— Start PROVIDED RECORDS —
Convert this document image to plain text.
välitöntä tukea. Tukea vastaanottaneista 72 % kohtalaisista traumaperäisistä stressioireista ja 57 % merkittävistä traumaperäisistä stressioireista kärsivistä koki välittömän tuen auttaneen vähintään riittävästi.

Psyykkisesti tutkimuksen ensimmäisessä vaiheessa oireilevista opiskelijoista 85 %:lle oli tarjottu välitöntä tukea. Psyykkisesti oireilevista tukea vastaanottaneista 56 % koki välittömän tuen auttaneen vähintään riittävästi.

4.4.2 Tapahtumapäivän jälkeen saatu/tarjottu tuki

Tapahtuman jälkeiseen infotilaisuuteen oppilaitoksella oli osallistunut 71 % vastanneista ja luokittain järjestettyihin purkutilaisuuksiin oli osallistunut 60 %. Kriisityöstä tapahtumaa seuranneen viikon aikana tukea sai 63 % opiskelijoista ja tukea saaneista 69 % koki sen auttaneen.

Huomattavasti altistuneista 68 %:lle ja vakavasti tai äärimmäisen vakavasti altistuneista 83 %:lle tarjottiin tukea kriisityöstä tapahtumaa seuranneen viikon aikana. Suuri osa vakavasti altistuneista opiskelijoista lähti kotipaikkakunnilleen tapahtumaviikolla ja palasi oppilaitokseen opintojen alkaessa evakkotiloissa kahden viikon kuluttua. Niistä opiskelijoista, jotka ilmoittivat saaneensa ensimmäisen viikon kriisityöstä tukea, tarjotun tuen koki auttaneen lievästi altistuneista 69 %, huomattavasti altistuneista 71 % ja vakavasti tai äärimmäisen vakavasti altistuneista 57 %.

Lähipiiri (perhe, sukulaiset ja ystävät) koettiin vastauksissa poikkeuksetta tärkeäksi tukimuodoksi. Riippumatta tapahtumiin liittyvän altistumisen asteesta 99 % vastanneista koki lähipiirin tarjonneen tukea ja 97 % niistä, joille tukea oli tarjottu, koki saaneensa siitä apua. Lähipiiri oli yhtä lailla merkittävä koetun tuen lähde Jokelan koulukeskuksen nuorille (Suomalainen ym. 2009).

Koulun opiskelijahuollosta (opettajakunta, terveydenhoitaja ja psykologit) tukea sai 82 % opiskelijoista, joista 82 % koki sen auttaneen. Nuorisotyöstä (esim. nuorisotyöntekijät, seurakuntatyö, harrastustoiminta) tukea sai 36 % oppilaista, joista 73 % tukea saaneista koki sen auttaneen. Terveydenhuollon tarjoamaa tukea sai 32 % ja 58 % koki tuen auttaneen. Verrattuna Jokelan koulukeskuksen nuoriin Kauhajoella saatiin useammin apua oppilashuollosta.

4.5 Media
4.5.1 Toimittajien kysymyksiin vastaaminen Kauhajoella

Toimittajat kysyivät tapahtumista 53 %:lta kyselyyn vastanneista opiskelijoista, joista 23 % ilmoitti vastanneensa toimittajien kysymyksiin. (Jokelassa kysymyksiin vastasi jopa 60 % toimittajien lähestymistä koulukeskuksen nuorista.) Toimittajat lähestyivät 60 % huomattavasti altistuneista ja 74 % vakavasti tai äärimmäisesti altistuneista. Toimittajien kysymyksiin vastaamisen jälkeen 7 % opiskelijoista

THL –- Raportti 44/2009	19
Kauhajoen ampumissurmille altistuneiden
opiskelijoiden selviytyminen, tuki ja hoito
— End PROVIDED RECORDS —
▶ **GIVEN INSTRUCTION**: Could you transcribe the records in full, exactly?

▶ **SOLUTION FOR THIS TASK**:
Convert this document image to plain text.
välitöntä tukea. Tukea vastaanottaneista 72 % kohtalaisista traumaperäisistä stressioireista ja 57 % merkittävistä traumaperäisistä stressioireista kärsivistä koki välittömän tuen auttaneen vähintään riittävästi.

Psyykkisesti tutkimuksen ensimmäisessä vaiheessa oireilevista opiskelijoista 85 %:lle oli tarjottu välitöntä tukea. Psyykkisesti oireilevista tukea vastaanottaneista 56 % koki välittömän tuen auttaneen vähintään riittävästi.

4.4.2 Tapahtumapäivän jälkeen saatu/tarjottu tuki

Tapahtuman jälkeiseen infotilaisuuteen oppilaitoksella oli osallistunut 71 % vastanneista ja luokittain järjestettyihin purkutilaisuuksiin oli osallistunut 60 %. Kriisityöstä tapahtumaa seuranneen viikon aikana tukea sai 63 % opiskelijoista ja tukea saaneista 69 % koki sen auttaneen.

Huomattavasti altistuneista 68 %:lle ja vakavasti tai äärimmäisen vakavasti altistuneista 83 %:lle tarjottiin tukea kriisityöstä tapahtumaa seuranneen viikon aikana. Suuri osa vakavasti altistuneista opiskelijoista lähti kotipaikkakunnilleen tapahtumaviikolla ja palasi oppilaitokseen opintojen alkaessa evakkotiloissa kahden viikon kuluttua. Niistä opiskelijoista, jotka ilmoittivat saaneensa ensimmäisen viikon kriisityöstä tukea, tarjotun tuen koki auttaneen lievästi altistuneista 69 %, huomattavasti altistuneista 71 % ja vakavasti tai äärimmäisen vakavasti altistuneista 57 %.

Lähipiiri (perhe, sukulaiset ja ystävät) koettiin vastauksissa poikkeuksetta tärkeäksi tukimuodoksi. Riippumatta tapahtumiin liittyvän altistumisen asteesta 99 % vastanneista koki lähipiirin tarjonneen tukea ja 97 % niistä, joille tukea oli tarjottu, koki saaneensa siitä apua. Lähipiiri oli yhtä lailla merkittävä koetun tuen lähde Jokelan koulukeskuksen nuorille (Suomalainen ym. 2009).

Koulun opiskelijahuollosta (opettajakunta, terveydenhoitaja ja psykologit) tukea sai 82 % opiskelijoista, joista 82 % koki sen auttaneen. Nuorisotyöstä (esim. nuorisotyöntekijät, seurakuntatyö, harrastustoiminta) tukea sai 36 % oppilaista, joista 73 % tukea saaneista koki sen auttaneen. Terveydenhuollon tarjoamaa tukea sai 32 % ja 58 % koki tuen auttaneen. Verrattuna Jokelan koulukeskuksen nuoriin Kauhajoella saatiin useammin apua oppilashuollosta.

4.5 Media
4.5.1 Toimittajien kysymyksiin vastaaminen Kauhajoella

Toimittajat kysyivät tapahtumista 53 %:lta kyselyyn vastanneista opiskelijoista, joista 23 % ilmoitti vastanneensa toimittajien kysymyksiin. (Jokelassa kysymyksiin vastasi jopa 60 % toimittajien lähestymistä koulukeskuksen nuorista.) Toimittajat lähestyivät 60 % huomattavasti altistuneista ja 74 % vakavasti tai äärimmäisesti altistuneista. Toimittajien kysymyksiin vastaamisen jälkeen 7 % opiskelijoista

THL –- Raportti 44/2009	19
Kauhajoen ampumissurmille altistuneiden
opiskelijoiden selviytyminen, tuki ja hoito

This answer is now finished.